**Task description**
Read the listing below and copy out every line that holds "已经预约成功".

* BEGIN Data shown *

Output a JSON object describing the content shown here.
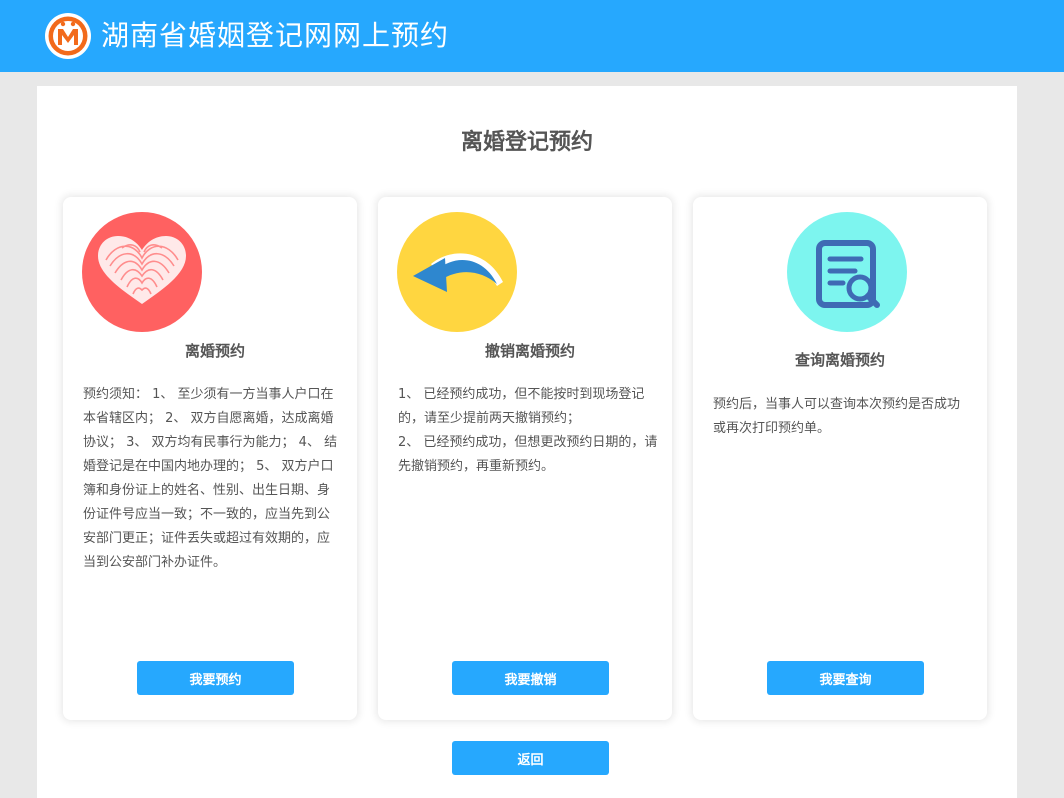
{
  "header": {
    "title": "湖南省婚姻登记网网上预约"
  },
  "page": {
    "title": "离婚登记预约"
  },
  "cards": [
    {
      "icon": "fingerprint-heart-icon",
      "title": "离婚预约",
      "paragraphs": [
        "预约须知： 1、 至少须有一方当事人户口在本省辖区内； 2、 双方自愿离婚，达成离婚协议； 3、 双方均有民事行为能力； 4、 结婚登记是在中国内地办理的； 5、 双方户口簿和身份证上的姓名、性别、出生日期、身份证件号应当一致；不一致的，应当先到公安部门更正；证件丢失或超过有效期的，应当到公安部门补办证件。"
      ],
      "button": "我要预约"
    },
    {
      "icon": "undo-arrow-icon",
      "title": "撤销离婚预约",
      "paragraphs": [
        "1、 已经预约成功，但不能按时到现场登记的，请至少提前两天撤销预约；",
        "2、 已经预约成功，但想更改预约日期的，请先撤销预约，再重新预约。"
      ],
      "button": "我要撤销"
    },
    {
      "icon": "document-search-icon",
      "title": "查询离婚预约",
      "paragraphs": [
        "预约后，当事人可以查询本次预约是否成功或再次打印预约单。"
      ],
      "button": "我要查询"
    }
  ],
  "back_button": "返回",
  "colors": {
    "header_bg": "#26a8fe",
    "button_bg": "#26a8fe",
    "heart_circle": "#ff6161",
    "arrow_circle": "#ffd640",
    "search_circle": "#7df5ef"
  }
}
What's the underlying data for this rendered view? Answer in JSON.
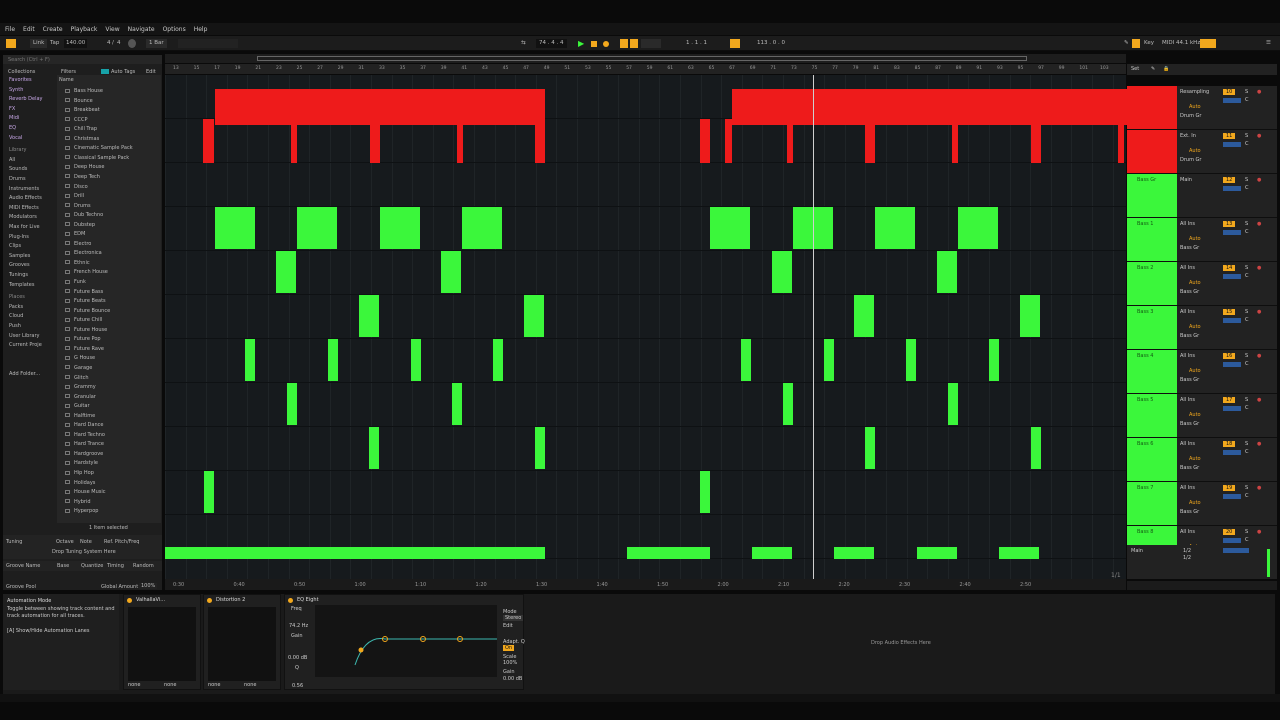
{
  "menu": [
    "File",
    "Edit",
    "Create",
    "Playback",
    "View",
    "Navigate",
    "Options",
    "Help"
  ],
  "transport": {
    "link": "Link",
    "tap": "Tap",
    "tempo": "140.00",
    "sig_num": "4",
    "sig_den": "4",
    "quantize": "1 Bar",
    "position": "74 . 4 . 4",
    "loop_start": "1 . 1 . 1",
    "loop_len": "113 . 0 . 0",
    "key": "Key",
    "midi": "MIDI",
    "cpu": "44.1 kHz"
  },
  "search_placeholder": "Search (Ctrl + F)",
  "browser": {
    "filters_label": "Filters",
    "autotag_label": "Auto Tags",
    "edit_label": "Edit",
    "name_header": "Name",
    "collections_header": "Collections",
    "collections": [
      "Favorites",
      "Synth",
      "Reverb Delay",
      "FX",
      "Midi",
      "EQ",
      "Vocal"
    ],
    "library_header": "Library",
    "library": [
      "All",
      "Sounds",
      "Drums",
      "Instruments",
      "Audio Effects",
      "MIDI Effects",
      "Modulators",
      "Max for Live",
      "Plug-Ins",
      "Clips",
      "Samples",
      "Grooves",
      "Tunings",
      "Templates"
    ],
    "places_header": "Places",
    "places": [
      "Packs",
      "Cloud",
      "Push",
      "User Library",
      "Current Proje",
      "",
      "",
      "Add Folder..."
    ],
    "items": [
      "Bass House",
      "Bounce",
      "Breakbeat",
      "CCCP",
      "Chill Trap",
      "Christmas",
      "Cinematic Sample Pack",
      "Classical Sample Pack",
      "Deep House",
      "Deep Tech",
      "Disco",
      "Drill",
      "Drums",
      "Dub Techno",
      "Dubstep",
      "EDM",
      "Electro",
      "Electronica",
      "Ethnic",
      "French House",
      "Funk",
      "Future Bass",
      "Future Beats",
      "Future Bounce",
      "Future Chill",
      "Future House",
      "Future Pop",
      "Future Rave",
      "G House",
      "Garage",
      "Glitch",
      "Grammy",
      "Granular",
      "Guitar",
      "Halftime",
      "Hard Dance",
      "Hard Techno",
      "Hard Trance",
      "Hardgroove",
      "Hardstyle",
      "Hip Hop",
      "Holidays",
      "House Music",
      "Hybrid",
      "Hyperpop"
    ],
    "selected_count": "1 Item selected",
    "tuning_label": "Tuning",
    "octave_label": "Octave",
    "note_label": "Note",
    "ref_label": "Ref. Pitch/Freq",
    "drop_tuning": "Drop Tuning System Here",
    "groove_name": "Groove Name",
    "base": "Base",
    "quantize": "Quantize",
    "timing": "Timing",
    "random": "Random",
    "groove_pool": "Groove Pool",
    "global_amount": "Global Amount",
    "global_amount_val": "100%"
  },
  "timeline": {
    "bars": [
      "13",
      "15",
      "17",
      "19",
      "21",
      "23",
      "25",
      "27",
      "29",
      "31",
      "33",
      "35",
      "37",
      "39",
      "41",
      "43",
      "45",
      "47",
      "49",
      "51",
      "53",
      "55",
      "57",
      "59",
      "61",
      "63",
      "65",
      "67",
      "69",
      "71",
      "73",
      "75",
      "77",
      "79",
      "81",
      "83",
      "85",
      "87",
      "89",
      "91",
      "93",
      "95",
      "97",
      "99",
      "101",
      "103"
    ],
    "times": [
      "0:30",
      "0:40",
      "0:50",
      "1:00",
      "1:10",
      "1:20",
      "1:30",
      "1:40",
      "1:50",
      "2:00",
      "2:10",
      "2:20",
      "2:30",
      "2:40",
      "2:50"
    ],
    "page": "1/1"
  },
  "mixer": {
    "set_label": "Set",
    "tracks": [
      {
        "name": "",
        "input": "Resampling",
        "mon": "Auto",
        "route": "Drum Gr",
        "vol": "10",
        "pan": "C"
      },
      {
        "name": "",
        "input": "Ext. In",
        "mon": "Auto",
        "route": "Drum Gr",
        "vol": "11",
        "pan": "C"
      },
      {
        "name": "Bass Gr",
        "input": "Main",
        "mon": "",
        "route": "",
        "vol": "12",
        "pan": "C"
      },
      {
        "name": "Bass 1",
        "input": "All Ins",
        "mon": "Auto",
        "route": "Bass Gr",
        "vol": "13",
        "pan": "C"
      },
      {
        "name": "Bass 2",
        "input": "All Ins",
        "mon": "Auto",
        "route": "Bass Gr",
        "vol": "14",
        "pan": "C"
      },
      {
        "name": "Bass 3",
        "input": "All Ins",
        "mon": "Auto",
        "route": "Bass Gr",
        "vol": "15",
        "pan": "C"
      },
      {
        "name": "Bass 4",
        "input": "All Ins",
        "mon": "Auto",
        "route": "Bass Gr",
        "vol": "16",
        "pan": "C"
      },
      {
        "name": "Bass 5",
        "input": "All Ins",
        "mon": "Auto",
        "route": "Bass Gr",
        "vol": "17",
        "pan": "C"
      },
      {
        "name": "Bass 6",
        "input": "All Ins",
        "mon": "Auto",
        "route": "Bass Gr",
        "vol": "18",
        "pan": "C"
      },
      {
        "name": "Bass 7",
        "input": "All Ins",
        "mon": "Auto",
        "route": "Bass Gr",
        "vol": "19",
        "pan": "C"
      },
      {
        "name": "Bass 8",
        "input": "All Ins",
        "mon": "Auto",
        "route": "Bass Gr",
        "vol": "20",
        "pan": "C"
      }
    ],
    "main_label": "Main",
    "main_out": "1/2"
  },
  "info": {
    "title": "Automation Mode",
    "body": "Toggle between showing track content and track automation for all traces.",
    "shortcut": "[A] Show/Hide Automation Lanes"
  },
  "devices": {
    "dev1": "ValhallaVi...",
    "dev2": "Distortion 2",
    "eq": "EQ Eight",
    "freq_label": "Freq",
    "freq_val": "74.2 Hz",
    "gain_label": "Gain",
    "gain_val": "0.00 dB",
    "q_label": "Q",
    "q_val": "0.56",
    "mode_label": "Mode",
    "mode_val": "Stereo",
    "edit_label": "Edit",
    "adapt_label": "Adapt. Q",
    "adapt_val": "On",
    "scale_label": "Scale",
    "scale_val": "100%",
    "gain2_label": "Gain",
    "gain2_val": "0.00 dB",
    "none1": "none",
    "none2": "none",
    "drop_fx": "Drop Audio Effects Here"
  },
  "colors": {
    "accent": "#f2a81d",
    "red_clip": "#ee1b1b",
    "green_clip": "#3bf73b"
  }
}
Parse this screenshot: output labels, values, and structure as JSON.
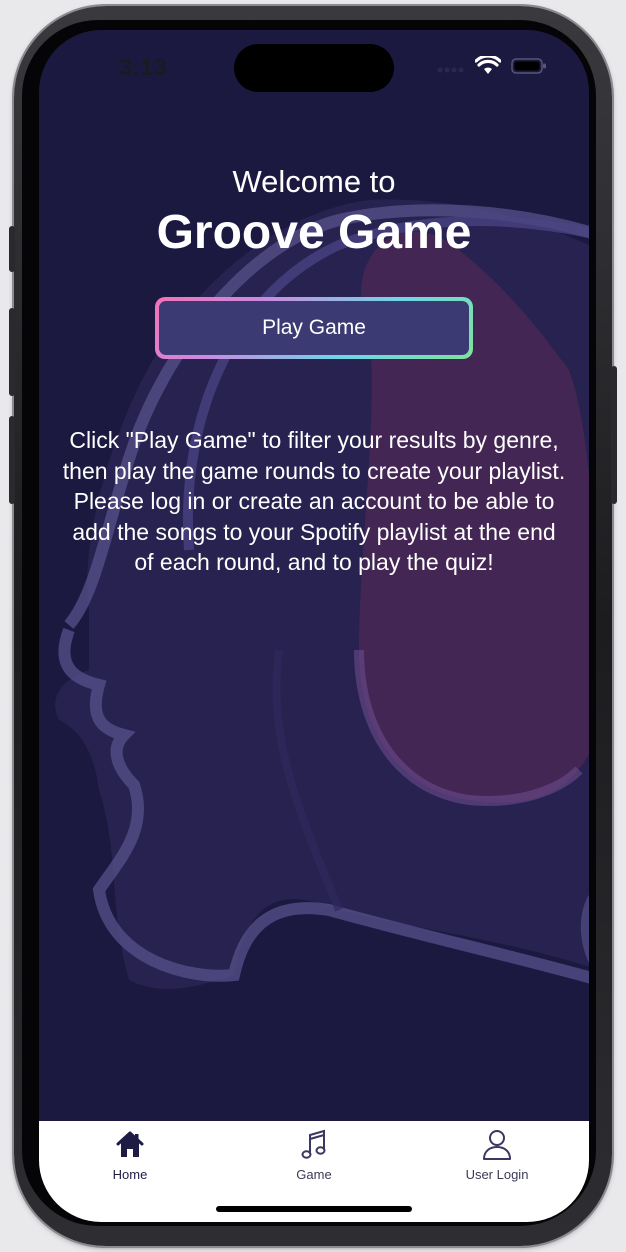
{
  "status_bar": {
    "time": "3:13"
  },
  "header": {
    "welcome": "Welcome to",
    "app_name": "Groove Game"
  },
  "play_button": {
    "label": "Play Game"
  },
  "description": "Click \"Play Game\" to filter your results by genre, then play the game rounds to create your playlist. Please log in or create an account to be able to add the songs to your Spotify playlist at the end of each round, and to play the quiz!",
  "tabs": [
    {
      "label": "Home",
      "icon": "home-icon",
      "active": true
    },
    {
      "label": "Game",
      "icon": "music-note-icon",
      "active": false
    },
    {
      "label": "User Login",
      "icon": "user-icon",
      "active": false
    }
  ],
  "colors": {
    "background": "#1c1940",
    "button_fill": "#3b3a72",
    "headphone_accent": "#4a2755",
    "tab_active": "#1e1b45"
  }
}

* END Data shown *

**Solved problem**
        "1、 已经预约成功，但不能按时到现场登记的，请至少提前两天撤销预约；",
        "2、 已经预约成功，但想更改预约日期的，请先撤销预约，再重新预约。"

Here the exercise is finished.